WHAT YOU SHOULD DO: Wherever the word "immobile" appears in a line, copy that line.

begin DATA SHOWN

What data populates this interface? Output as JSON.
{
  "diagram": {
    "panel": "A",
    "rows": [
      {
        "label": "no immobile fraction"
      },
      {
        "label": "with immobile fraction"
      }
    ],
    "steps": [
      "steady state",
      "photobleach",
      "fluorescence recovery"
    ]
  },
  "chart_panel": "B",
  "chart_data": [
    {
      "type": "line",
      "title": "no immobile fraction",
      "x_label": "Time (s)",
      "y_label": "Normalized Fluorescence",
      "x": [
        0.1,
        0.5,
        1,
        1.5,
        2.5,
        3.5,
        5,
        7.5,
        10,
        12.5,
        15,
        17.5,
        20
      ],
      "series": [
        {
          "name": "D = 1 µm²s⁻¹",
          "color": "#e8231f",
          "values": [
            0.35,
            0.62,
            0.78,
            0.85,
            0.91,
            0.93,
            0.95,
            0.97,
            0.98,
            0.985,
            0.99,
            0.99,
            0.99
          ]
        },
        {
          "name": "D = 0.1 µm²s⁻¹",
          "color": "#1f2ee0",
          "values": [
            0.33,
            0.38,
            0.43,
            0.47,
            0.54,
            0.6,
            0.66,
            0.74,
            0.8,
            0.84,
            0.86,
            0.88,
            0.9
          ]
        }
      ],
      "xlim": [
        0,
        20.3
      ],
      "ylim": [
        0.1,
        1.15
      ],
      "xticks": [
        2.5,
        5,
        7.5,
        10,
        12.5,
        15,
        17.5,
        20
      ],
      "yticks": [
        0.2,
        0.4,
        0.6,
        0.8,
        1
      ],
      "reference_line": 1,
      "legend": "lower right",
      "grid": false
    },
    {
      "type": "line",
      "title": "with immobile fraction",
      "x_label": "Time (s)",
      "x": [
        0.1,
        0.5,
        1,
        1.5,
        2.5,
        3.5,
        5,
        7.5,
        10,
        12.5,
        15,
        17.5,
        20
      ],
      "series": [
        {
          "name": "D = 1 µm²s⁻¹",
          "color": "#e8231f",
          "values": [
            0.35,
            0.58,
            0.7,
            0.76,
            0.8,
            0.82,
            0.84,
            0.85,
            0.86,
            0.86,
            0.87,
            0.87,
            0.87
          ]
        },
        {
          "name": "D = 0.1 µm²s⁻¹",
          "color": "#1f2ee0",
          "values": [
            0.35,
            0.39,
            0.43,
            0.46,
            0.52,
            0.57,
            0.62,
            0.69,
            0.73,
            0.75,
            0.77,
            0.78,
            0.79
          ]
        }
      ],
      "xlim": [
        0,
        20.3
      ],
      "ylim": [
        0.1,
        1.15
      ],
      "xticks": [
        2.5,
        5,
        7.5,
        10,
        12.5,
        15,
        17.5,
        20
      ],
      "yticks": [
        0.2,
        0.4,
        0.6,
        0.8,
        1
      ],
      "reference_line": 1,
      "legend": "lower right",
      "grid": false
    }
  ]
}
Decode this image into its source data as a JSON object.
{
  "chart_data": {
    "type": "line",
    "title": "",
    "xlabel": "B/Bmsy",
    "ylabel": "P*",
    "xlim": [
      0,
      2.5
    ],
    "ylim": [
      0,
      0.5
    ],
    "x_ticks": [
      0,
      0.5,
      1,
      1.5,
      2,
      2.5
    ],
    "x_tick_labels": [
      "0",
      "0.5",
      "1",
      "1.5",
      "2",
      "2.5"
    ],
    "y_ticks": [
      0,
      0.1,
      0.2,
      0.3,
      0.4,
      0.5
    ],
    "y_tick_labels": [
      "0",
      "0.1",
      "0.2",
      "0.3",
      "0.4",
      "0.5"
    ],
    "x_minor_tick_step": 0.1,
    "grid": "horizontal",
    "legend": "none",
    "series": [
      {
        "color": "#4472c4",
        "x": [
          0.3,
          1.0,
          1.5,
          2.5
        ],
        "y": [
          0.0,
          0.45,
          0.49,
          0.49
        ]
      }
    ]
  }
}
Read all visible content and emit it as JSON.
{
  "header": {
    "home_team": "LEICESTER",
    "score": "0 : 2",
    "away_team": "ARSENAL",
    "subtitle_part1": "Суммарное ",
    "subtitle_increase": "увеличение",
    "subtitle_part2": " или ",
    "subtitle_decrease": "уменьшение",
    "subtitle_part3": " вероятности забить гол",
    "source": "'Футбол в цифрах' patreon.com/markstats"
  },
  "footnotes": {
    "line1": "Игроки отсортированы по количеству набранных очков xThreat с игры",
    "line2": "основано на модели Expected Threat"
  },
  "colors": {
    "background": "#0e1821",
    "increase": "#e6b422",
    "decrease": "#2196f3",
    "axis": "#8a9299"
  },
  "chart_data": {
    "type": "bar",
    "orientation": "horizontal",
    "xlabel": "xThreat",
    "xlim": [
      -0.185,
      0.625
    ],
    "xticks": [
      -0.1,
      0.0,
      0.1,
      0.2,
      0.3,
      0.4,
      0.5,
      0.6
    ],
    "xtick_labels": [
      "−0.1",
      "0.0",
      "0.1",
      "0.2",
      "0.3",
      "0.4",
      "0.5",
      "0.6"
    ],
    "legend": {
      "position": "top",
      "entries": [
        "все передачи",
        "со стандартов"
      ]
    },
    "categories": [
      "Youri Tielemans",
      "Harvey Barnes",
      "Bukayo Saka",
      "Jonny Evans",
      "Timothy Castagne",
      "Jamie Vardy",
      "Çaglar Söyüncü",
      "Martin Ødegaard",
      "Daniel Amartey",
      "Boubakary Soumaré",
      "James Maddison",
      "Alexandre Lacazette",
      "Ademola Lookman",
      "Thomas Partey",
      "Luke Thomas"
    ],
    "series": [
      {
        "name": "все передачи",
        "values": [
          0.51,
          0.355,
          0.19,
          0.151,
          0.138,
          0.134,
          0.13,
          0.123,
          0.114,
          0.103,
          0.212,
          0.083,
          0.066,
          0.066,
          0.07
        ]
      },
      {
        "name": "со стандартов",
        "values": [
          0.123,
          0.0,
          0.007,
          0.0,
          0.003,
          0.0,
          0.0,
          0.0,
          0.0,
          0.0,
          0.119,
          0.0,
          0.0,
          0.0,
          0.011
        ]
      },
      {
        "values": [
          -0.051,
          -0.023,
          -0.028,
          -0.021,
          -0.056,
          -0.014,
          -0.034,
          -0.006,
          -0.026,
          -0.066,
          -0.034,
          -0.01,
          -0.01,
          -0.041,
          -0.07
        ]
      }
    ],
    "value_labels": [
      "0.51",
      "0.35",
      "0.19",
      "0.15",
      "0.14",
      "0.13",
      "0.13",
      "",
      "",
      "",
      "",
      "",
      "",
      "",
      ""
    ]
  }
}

end DATA SHOWN

RESPONSE:
        "label": "no immobile fraction"
        "label": "with immobile fraction"
      "title": "no immobile fraction",
      "title": "with immobile fraction",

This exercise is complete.